SOURCE DATA >>
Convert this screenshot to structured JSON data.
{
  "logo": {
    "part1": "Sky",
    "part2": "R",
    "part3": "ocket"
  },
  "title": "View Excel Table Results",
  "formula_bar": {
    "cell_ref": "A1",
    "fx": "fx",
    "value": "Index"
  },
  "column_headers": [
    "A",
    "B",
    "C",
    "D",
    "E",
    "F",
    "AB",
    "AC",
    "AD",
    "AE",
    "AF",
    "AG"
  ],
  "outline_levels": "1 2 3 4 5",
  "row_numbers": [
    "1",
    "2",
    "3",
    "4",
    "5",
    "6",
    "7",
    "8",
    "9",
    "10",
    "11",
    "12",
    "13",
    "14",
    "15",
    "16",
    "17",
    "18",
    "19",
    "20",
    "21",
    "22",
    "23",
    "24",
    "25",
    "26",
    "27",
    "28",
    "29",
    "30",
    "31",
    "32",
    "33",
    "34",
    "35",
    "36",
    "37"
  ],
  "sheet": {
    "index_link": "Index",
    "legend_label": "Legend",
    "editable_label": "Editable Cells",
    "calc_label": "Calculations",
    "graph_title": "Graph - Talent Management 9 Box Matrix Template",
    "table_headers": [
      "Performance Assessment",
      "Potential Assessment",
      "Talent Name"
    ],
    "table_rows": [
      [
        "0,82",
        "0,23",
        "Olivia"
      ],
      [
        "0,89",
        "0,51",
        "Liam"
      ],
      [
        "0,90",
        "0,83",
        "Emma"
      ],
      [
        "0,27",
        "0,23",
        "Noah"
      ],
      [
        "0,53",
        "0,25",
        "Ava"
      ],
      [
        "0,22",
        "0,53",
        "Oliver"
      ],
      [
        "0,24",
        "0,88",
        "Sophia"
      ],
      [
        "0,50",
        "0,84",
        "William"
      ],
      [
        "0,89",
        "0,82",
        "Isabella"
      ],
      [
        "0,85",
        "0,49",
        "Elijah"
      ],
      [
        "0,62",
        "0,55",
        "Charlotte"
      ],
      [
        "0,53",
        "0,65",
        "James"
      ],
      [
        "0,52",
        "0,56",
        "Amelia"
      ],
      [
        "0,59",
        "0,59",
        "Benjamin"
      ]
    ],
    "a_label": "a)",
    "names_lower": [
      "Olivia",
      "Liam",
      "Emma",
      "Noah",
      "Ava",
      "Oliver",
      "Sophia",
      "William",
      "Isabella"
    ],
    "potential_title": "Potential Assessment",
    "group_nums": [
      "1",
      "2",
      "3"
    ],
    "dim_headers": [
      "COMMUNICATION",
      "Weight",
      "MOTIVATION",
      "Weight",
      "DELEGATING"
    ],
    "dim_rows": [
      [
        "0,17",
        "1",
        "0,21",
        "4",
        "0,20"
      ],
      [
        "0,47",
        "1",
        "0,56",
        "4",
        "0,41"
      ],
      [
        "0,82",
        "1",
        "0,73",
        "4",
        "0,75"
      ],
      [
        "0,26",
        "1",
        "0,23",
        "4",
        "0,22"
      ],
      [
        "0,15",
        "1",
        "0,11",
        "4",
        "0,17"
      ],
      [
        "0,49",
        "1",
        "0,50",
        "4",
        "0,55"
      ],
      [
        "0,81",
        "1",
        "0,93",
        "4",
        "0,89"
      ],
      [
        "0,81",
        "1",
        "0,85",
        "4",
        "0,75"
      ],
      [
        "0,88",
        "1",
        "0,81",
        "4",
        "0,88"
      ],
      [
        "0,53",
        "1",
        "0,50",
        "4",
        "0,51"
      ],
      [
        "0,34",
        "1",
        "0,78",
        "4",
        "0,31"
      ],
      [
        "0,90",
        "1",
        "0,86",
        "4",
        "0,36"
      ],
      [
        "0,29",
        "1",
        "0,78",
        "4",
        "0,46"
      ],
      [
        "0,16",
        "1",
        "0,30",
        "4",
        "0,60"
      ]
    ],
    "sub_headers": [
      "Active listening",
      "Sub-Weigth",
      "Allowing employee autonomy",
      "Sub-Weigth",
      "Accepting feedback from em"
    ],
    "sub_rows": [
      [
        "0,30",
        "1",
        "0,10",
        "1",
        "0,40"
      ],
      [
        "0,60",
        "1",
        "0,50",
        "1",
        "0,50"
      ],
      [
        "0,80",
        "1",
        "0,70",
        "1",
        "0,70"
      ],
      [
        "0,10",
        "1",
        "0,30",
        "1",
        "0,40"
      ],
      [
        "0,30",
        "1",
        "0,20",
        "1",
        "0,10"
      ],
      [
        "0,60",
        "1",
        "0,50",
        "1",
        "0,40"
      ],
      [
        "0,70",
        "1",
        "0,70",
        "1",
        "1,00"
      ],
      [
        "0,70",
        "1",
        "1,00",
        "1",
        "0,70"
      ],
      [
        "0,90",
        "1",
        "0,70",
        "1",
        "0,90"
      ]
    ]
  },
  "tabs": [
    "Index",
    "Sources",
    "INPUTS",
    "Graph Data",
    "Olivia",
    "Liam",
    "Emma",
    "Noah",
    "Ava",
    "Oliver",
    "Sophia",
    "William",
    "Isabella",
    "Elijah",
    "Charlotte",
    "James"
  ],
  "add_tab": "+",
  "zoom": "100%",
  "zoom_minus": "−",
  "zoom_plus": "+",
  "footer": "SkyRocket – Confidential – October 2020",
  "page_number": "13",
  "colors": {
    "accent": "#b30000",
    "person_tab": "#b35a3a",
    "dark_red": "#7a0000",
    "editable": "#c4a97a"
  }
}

WHAT THE TASK REQUIRES >> Wherever the string "Assessment" appears in a line of the records above, copy that line.

YOUR SOLUTION >>
      "Performance Assessment",
      "Potential Assessment",
    "potential_title": "Potential Assessment",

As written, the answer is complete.